* _The request_:
Reproduce the listing below without changes, except that pictures are left out.

* _Given records_:
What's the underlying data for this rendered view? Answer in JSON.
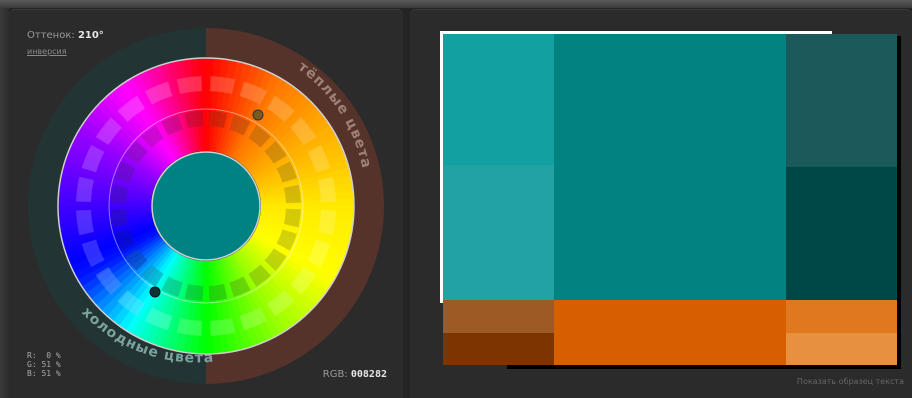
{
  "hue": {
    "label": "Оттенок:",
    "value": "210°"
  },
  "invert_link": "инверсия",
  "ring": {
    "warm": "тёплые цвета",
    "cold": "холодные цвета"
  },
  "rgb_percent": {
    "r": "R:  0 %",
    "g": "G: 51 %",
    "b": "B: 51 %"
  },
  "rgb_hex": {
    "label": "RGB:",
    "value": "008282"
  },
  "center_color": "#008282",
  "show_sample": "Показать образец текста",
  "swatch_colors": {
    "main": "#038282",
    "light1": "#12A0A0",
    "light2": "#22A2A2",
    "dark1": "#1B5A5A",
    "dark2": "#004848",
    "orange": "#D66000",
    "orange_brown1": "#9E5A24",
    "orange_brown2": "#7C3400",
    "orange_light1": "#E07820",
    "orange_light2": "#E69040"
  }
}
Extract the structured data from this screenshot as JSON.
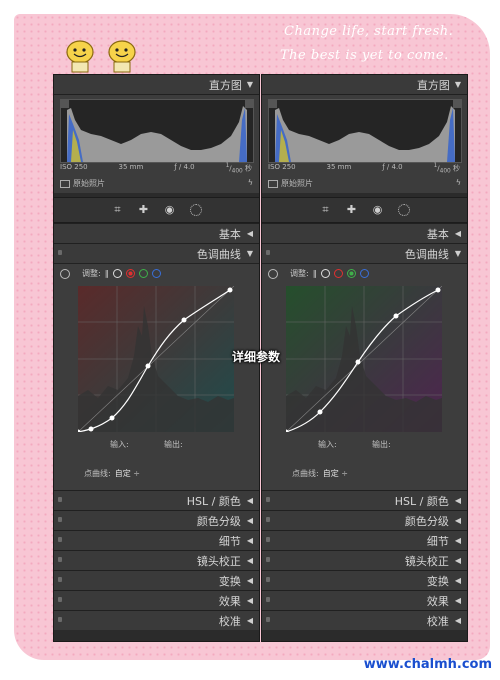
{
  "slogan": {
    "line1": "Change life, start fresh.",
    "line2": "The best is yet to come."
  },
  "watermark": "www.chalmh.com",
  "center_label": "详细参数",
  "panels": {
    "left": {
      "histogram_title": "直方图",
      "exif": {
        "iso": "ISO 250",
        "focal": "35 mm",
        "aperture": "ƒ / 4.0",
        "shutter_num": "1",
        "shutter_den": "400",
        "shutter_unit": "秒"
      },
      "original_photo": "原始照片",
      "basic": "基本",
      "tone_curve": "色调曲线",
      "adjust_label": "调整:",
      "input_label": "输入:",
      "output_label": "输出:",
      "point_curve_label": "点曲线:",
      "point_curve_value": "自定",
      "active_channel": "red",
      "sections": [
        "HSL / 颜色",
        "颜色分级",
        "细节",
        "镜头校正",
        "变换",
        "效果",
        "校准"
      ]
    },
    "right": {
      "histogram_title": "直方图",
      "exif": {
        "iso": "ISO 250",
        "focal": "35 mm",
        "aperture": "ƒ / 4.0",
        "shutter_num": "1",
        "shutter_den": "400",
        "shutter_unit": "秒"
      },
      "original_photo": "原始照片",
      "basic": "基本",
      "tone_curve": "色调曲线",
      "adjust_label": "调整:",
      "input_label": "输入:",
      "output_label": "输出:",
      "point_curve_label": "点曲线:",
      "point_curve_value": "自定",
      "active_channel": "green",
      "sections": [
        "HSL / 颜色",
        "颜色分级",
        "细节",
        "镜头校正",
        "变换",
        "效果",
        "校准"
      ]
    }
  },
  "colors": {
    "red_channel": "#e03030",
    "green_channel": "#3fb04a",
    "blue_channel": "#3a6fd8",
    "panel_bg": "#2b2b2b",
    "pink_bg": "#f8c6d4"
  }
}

* _Expected output_:
What's the underlying data for this rendered view? Answer in JSON.
{
  "hue": {
    "label": "Оттенок:",
    "value": "210°"
  },
  "invert_link": "инверсия",
  "ring": {
    "warm": "тёплые цвета",
    "cold": "холодные цвета"
  },
  "rgb_percent": {
    "r": "R:  0 %",
    "g": "G: 51 %",
    "b": "B: 51 %"
  },
  "rgb_hex": {
    "label": "RGB:",
    "value": "008282"
  },
  "center_color": "#008282",
  "show_sample": "Показать образец текста",
  "swatch_colors": {
    "main": "#038282",
    "light1": "#12A0A0",
    "light2": "#22A2A2",
    "dark1": "#1B5A5A",
    "dark2": "#004848",
    "orange": "#D66000",
    "orange_brown1": "#9E5A24",
    "orange_brown2": "#7C3400",
    "orange_light1": "#E07820",
    "orange_light2": "#E69040"
  }
}
Extract the structured data from this screenshot as JSON.
{
  "slogan": {
    "line1": "Change life, start fresh.",
    "line2": "The best is yet to come."
  },
  "watermark": "www.chalmh.com",
  "center_label": "详细参数",
  "panels": {
    "left": {
      "histogram_title": "直方图",
      "exif": {
        "iso": "ISO 250",
        "focal": "35 mm",
        "aperture": "ƒ / 4.0",
        "shutter_num": "1",
        "shutter_den": "400",
        "shutter_unit": "秒"
      },
      "original_photo": "原始照片",
      "basic": "基本",
      "tone_curve": "色调曲线",
      "adjust_label": "调整:",
      "input_label": "输入:",
      "output_label": "输出:",
      "point_curve_label": "点曲线:",
      "point_curve_value": "自定",
      "active_channel": "red",
      "sections": [
        "HSL / 颜色",
        "颜色分级",
        "细节",
        "镜头校正",
        "变换",
        "效果",
        "校准"
      ]
    },
    "right": {
      "histogram_title": "直方图",
      "exif": {
        "iso": "ISO 250",
        "focal": "35 mm",
        "aperture": "ƒ / 4.0",
        "shutter_num": "1",
        "shutter_den": "400",
        "shutter_unit": "秒"
      },
      "original_photo": "原始照片",
      "basic": "基本",
      "tone_curve": "色调曲线",
      "adjust_label": "调整:",
      "input_label": "输入:",
      "output_label": "输出:",
      "point_curve_label": "点曲线:",
      "point_curve_value": "自定",
      "active_channel": "green",
      "sections": [
        "HSL / 颜色",
        "颜色分级",
        "细节",
        "镜头校正",
        "变换",
        "效果",
        "校准"
      ]
    }
  },
  "colors": {
    "red_channel": "#e03030",
    "green_channel": "#3fb04a",
    "blue_channel": "#3a6fd8",
    "panel_bg": "#2b2b2b",
    "pink_bg": "#f8c6d4"
  }
}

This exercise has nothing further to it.